Repeat the material exactly as it appears.

+++ PROVIDED RECORDS

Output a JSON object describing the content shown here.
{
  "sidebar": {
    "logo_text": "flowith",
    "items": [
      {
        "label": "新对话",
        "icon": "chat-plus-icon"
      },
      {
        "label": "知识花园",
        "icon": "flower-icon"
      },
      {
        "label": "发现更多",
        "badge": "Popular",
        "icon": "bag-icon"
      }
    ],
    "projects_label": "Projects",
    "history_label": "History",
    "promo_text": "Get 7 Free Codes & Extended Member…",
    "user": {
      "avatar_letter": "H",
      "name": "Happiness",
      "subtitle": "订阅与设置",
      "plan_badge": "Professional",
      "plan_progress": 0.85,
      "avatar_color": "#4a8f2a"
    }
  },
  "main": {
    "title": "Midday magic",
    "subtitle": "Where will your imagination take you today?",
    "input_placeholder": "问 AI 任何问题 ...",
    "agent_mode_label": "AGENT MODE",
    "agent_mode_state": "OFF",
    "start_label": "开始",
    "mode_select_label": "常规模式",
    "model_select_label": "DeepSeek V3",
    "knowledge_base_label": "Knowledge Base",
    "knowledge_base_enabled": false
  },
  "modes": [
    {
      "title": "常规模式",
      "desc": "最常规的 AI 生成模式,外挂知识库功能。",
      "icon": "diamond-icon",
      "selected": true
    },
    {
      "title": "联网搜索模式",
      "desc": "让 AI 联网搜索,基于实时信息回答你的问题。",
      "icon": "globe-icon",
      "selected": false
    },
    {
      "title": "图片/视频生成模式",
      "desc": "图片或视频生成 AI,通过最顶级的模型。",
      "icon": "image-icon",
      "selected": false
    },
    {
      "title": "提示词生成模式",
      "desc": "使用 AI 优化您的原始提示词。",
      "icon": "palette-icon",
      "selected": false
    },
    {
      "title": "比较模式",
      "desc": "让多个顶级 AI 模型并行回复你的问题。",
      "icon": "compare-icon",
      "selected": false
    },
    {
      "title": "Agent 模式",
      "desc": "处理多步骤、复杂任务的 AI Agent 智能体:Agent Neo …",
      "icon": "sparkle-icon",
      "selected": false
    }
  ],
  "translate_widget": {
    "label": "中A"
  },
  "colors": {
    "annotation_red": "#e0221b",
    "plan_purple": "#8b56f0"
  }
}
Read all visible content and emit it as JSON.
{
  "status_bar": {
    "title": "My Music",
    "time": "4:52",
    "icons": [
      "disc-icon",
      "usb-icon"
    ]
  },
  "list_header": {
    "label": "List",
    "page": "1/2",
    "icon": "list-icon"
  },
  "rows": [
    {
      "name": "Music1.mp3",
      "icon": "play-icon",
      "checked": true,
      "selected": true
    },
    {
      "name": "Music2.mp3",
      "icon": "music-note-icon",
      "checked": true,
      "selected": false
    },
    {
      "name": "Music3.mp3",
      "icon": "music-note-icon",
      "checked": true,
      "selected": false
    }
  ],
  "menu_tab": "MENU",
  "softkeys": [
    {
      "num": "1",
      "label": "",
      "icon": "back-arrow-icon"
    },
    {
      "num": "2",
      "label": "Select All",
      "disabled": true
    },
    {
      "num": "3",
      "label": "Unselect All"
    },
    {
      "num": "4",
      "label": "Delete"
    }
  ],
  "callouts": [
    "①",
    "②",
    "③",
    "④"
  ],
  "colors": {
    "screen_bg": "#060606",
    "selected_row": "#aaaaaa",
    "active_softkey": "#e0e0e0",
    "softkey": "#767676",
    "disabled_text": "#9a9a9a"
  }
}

++++++

**THE RESULT**:
Output a JSON object describing the content shown here.
{
  "sidebar": {
    "logo_text": "flowith",
    "items": [
      {
        "label": "新对话",
        "icon": "chat-plus-icon"
      },
      {
        "label": "知识花园",
        "icon": "flower-icon"
      },
      {
        "label": "发现更多",
        "badge": "Popular",
        "icon": "bag-icon"
      }
    ],
    "projects_label": "Projects",
    "history_label": "History",
    "promo_text": "Get 7 Free Codes & Extended Member…",
    "user": {
      "avatar_letter": "H",
      "name": "Happiness",
      "subtitle": "订阅与设置",
      "plan_badge": "Professional",
      "plan_progress": 0.85,
      "avatar_color": "#4a8f2a"
    }
  },
  "main": {
    "title": "Midday magic",
    "subtitle": "Where will your imagination take you today?",
    "input_placeholder": "问 AI 任何问题 ...",
    "agent_mode_label": "AGENT MODE",
    "agent_mode_state": "OFF",
    "start_label": "开始",
    "mode_select_label": "常规模式",
    "model_select_label": "DeepSeek V3",
    "knowledge_base_label": "Knowledge Base",
    "knowledge_base_enabled": false
  },
  "modes": [
    {
      "title": "常规模式",
      "desc": "最常规的 AI 生成模式,外挂知识库功能。",
      "icon": "diamond-icon",
      "selected": true
    },
    {
      "title": "联网搜索模式",
      "desc": "让 AI 联网搜索,基于实时信息回答你的问题。",
      "icon": "globe-icon",
      "selected": false
    },
    {
      "title": "图片/视频生成模式",
      "desc": "图片或视频生成 AI,通过最顶级的模型。",
      "icon": "image-icon",
      "selected": false
    },
    {
      "title": "提示词生成模式",
      "desc": "使用 AI 优化您的原始提示词。",
      "icon": "palette-icon",
      "selected": false
    },
    {
      "title": "比较模式",
      "desc": "让多个顶级 AI 模型并行回复你的问题。",
      "icon": "compare-icon",
      "selected": false
    },
    {
      "title": "Agent 模式",
      "desc": "处理多步骤、复杂任务的 AI Agent 智能体:Agent Neo …",
      "icon": "sparkle-icon",
      "selected": false
    }
  ],
  "translate_widget": {
    "label": "中A"
  },
  "colors": {
    "annotation_red": "#e0221b",
    "plan_purple": "#8b56f0"
  }
}
Read all visible content and emit it as JSON.
{
  "status_bar": {
    "title": "My Music",
    "time": "4:52",
    "icons": [
      "disc-icon",
      "usb-icon"
    ]
  },
  "list_header": {
    "label": "List",
    "page": "1/2",
    "icon": "list-icon"
  },
  "rows": [
    {
      "name": "Music1.mp3",
      "icon": "play-icon",
      "checked": true,
      "selected": true
    },
    {
      "name": "Music2.mp3",
      "icon": "music-note-icon",
      "checked": true,
      "selected": false
    },
    {
      "name": "Music3.mp3",
      "icon": "music-note-icon",
      "checked": true,
      "selected": false
    }
  ],
  "menu_tab": "MENU",
  "softkeys": [
    {
      "num": "1",
      "label": "",
      "icon": "back-arrow-icon"
    },
    {
      "num": "2",
      "label": "Select All",
      "disabled": true
    },
    {
      "num": "3",
      "label": "Unselect All"
    },
    {
      "num": "4",
      "label": "Delete"
    }
  ],
  "callouts": [
    "①",
    "②",
    "③",
    "④"
  ],
  "colors": {
    "screen_bg": "#060606",
    "selected_row": "#aaaaaa",
    "active_softkey": "#e0e0e0",
    "softkey": "#767676",
    "disabled_text": "#9a9a9a"
  }
}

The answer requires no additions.